● TEXTO MOSTRADO

──────────────────────────────

Porque esta historia tiene miles de nombres que aportar, de labores, de empeños. Los que sí reconstruían. En las calles de las ciudades y pueblos del país. En los hospitales, en la seguridad. Las afganas, sus derechos en particular. Muchas aves de rapiña a desterrar también. La corrupción que nunca cesó. En los despachos coció Donald Trump el acuerdo de la retirada de tropas norteamericana con los talibanes. La guerra se perdía y no había mucho más que sacar ya. El acuerdo de Doha, Qatar, en febrero de 2020 incluyó la liberación hace justo un año de 400 talibanes con delitos de sangre y al resto ya han empezado a sacarlos de la cárcel, nada más llegar. La Loya Jirga o gran asamblea de ancianos y élites políticas de Afganistán aceptó la medida a cambio de esa paz prometida. El mal menor a veces avala crímenes mayores y, siempre, aplaza soluciones definitivas.
Trump fue el que firmó la retirada de tropas. Bush y Obama, los que habían ido cociendo el emplasto. Biden, el que ha cumplido el acuerdo dejando solos a los afganos. Todos sabían lo que iba a pasar. Como la Comunidad Internacional, ese ineficaz coro de murmullos que rara vez se moja.
Todo para volver al punto de partida. Exactamente. Entrega incondicional sin resistencia. A la barbarie talibán. El presidente Ashraf Ghani huye del país con total tranquilidad, con cuatro coches y un helicóptero llenos de dinero en efectivo, según la embajada rusa en Kabul. El guarda del Palacio Presidencial (con traje occidental) recibió así de efusivo a los talibanes.

──────────────────────────────

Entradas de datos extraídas
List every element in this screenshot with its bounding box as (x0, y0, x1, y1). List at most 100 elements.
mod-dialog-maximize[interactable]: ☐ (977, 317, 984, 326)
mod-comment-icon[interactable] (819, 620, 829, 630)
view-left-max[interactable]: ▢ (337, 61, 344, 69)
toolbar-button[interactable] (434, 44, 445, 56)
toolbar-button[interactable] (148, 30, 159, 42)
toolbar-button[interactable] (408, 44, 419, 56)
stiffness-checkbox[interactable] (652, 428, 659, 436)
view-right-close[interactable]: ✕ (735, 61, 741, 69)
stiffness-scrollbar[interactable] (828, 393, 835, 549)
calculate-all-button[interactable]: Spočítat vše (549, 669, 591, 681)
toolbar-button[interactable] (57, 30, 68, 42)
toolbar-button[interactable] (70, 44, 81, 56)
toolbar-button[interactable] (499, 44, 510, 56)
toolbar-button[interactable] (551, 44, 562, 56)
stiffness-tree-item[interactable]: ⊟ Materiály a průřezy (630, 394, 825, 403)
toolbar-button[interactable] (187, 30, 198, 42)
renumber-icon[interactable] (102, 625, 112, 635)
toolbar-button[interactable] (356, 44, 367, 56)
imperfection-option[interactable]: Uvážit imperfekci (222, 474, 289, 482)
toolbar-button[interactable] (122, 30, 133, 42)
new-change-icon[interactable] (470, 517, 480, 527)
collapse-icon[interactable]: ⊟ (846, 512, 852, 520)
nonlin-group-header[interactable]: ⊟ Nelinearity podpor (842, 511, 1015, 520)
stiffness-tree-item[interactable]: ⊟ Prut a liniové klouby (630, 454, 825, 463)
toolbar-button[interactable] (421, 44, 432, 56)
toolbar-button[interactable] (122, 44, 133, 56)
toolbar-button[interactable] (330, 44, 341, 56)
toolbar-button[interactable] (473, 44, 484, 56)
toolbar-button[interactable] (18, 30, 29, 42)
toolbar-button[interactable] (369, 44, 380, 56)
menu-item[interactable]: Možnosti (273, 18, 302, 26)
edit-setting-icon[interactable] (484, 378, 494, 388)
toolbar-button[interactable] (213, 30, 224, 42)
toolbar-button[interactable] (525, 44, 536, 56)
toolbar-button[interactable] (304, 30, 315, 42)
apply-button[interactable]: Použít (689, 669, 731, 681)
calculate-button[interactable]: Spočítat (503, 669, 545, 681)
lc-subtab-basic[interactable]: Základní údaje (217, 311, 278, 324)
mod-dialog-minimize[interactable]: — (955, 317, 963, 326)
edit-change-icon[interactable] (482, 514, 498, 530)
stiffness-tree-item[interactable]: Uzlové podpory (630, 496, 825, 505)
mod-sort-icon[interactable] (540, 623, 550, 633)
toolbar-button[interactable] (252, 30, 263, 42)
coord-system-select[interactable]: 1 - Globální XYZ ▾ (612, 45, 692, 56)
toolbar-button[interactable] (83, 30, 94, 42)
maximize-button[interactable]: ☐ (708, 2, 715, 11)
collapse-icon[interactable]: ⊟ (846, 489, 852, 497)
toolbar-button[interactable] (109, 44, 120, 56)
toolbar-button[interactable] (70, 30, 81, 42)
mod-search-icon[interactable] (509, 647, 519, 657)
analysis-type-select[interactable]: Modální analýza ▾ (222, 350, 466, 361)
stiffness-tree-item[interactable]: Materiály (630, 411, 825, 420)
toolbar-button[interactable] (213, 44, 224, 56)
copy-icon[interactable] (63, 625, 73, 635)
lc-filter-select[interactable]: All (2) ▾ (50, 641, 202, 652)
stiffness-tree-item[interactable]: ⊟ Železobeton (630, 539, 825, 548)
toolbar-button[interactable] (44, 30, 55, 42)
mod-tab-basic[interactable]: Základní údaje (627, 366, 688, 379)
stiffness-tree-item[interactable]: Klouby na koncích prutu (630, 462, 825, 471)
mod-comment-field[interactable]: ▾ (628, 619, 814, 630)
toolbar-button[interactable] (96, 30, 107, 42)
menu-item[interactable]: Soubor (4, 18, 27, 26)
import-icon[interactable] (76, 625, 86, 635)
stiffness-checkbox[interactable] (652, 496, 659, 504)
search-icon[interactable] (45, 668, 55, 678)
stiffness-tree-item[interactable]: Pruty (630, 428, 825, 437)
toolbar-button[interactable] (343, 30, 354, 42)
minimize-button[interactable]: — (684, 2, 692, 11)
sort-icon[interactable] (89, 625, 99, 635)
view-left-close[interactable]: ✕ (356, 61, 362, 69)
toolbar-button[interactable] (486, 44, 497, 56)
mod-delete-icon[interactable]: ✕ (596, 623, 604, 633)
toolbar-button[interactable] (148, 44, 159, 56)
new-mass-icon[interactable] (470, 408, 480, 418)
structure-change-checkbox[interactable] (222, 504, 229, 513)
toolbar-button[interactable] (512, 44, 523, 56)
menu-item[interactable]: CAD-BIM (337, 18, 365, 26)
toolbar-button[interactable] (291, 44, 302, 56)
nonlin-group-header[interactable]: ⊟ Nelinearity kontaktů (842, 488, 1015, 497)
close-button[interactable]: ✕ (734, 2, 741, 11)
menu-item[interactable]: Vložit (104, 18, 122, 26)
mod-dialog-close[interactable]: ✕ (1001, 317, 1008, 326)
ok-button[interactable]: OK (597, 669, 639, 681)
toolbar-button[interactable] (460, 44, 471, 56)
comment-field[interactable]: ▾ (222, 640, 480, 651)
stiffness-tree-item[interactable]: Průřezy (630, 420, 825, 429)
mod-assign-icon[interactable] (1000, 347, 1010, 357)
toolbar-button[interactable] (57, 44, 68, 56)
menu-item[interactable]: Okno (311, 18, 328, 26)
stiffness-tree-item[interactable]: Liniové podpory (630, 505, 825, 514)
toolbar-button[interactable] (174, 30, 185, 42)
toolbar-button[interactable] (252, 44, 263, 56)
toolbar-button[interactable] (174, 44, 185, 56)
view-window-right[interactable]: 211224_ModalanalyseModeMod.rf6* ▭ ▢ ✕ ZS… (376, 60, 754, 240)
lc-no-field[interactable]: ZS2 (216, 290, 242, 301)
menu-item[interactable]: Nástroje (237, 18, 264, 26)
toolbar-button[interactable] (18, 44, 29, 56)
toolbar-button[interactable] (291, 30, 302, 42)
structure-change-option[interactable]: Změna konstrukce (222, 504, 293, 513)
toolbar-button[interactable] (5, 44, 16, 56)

──────────────────────────────

● TAREA PENDIENTE
Transcribe sin cambios el fragmento del texto sobre Afganistán que empieza en "Trump fue el" y termina en "vez se moja.".

● RESPUESTA
Trump fue el que firmó la retirada de tropas. Bush y Obama, los que habían ido cociendo el emplasto. Biden, el que ha cumplido el acuerdo dejando solos a los afganos. Todos sabían lo que iba a pasar. Como la Comunidad Internacional, ese ineficaz coro de murmullos que rara vez se moja.